# Start of Task input

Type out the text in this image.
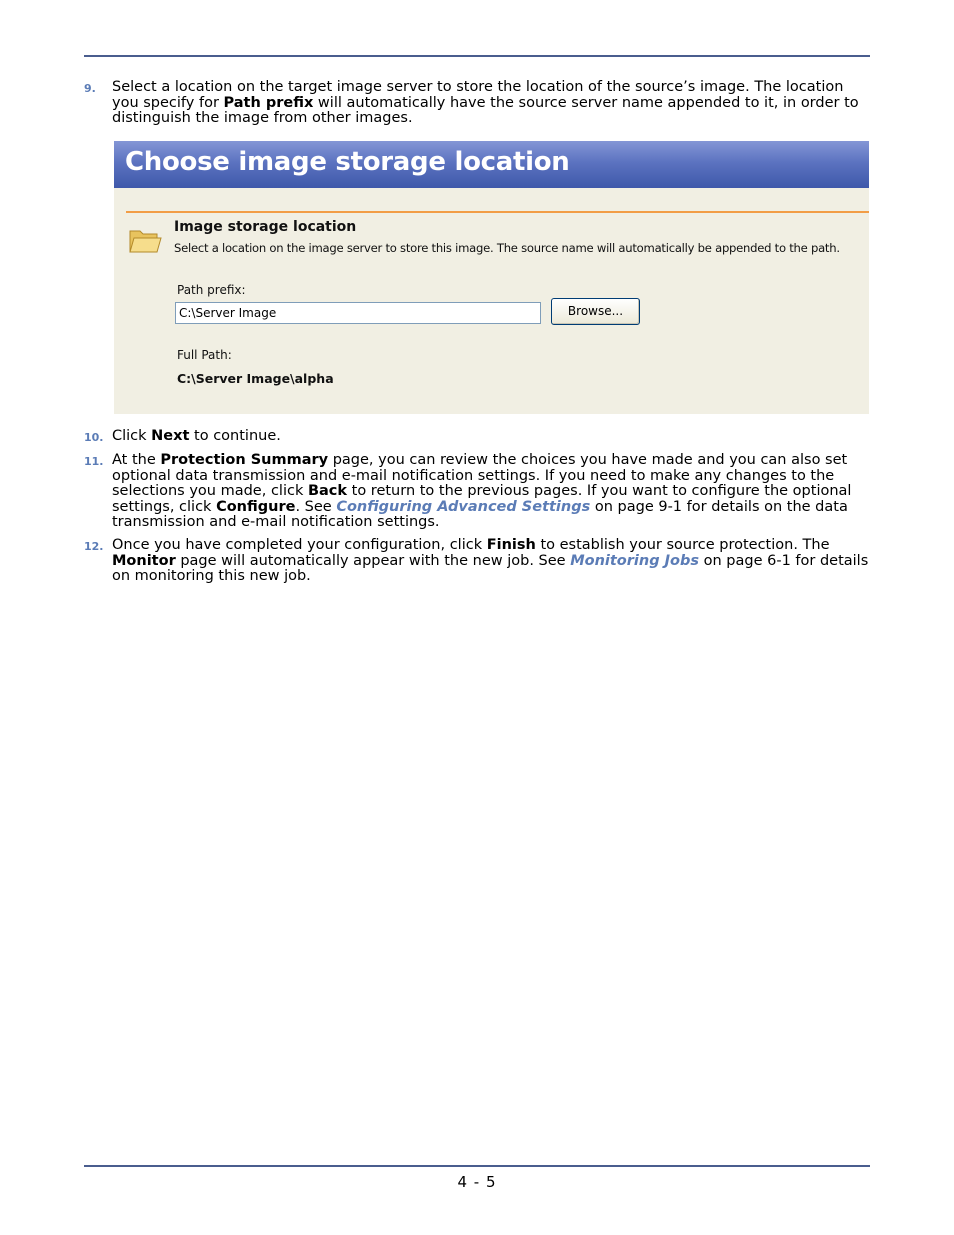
9. Select a location on the target image server to store the location of the source’s image. The location you specify for Path prefix will automatically have the source server name appended to it, in order to distinguish the image from other images.
Choose image storage location
Image storage location
Select a location on the image server to store this image. The source name will automatically be appended to the path.
Path prefix:
C:\Server Image	Browse...
Full Path:
C:\Server Image\alpha
10. Click Next to continue.
11. At the Protection Summary page, you can review the choices you have made and you can also set optional data transmission and e-mail notification settings. If you need to make any changes to the selections you made, click Back to return to the previous pages. If you want to configure the optional settings, click Configure. See Configuring Advanced Settings on page 9-1 for details on the data transmission and e-mail notification settings.
12. Once you have completed your configuration, click Finish to establish your source protection. The Monitor page will automatically appear with the new job. See Monitoring Jobs on page 6-1 for details on monitoring this new job.
4 - 5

# End of Task input

**Instructions for the task**:
Check every line for "prefix" and show the ones that have it.

**Answer to this task**:
9. Select a location on the target image server to store the location of the source’s image. The location you specify for Path prefix will automatically have the source server name appended to it, in order to distinguish the image from other images.
Path prefix:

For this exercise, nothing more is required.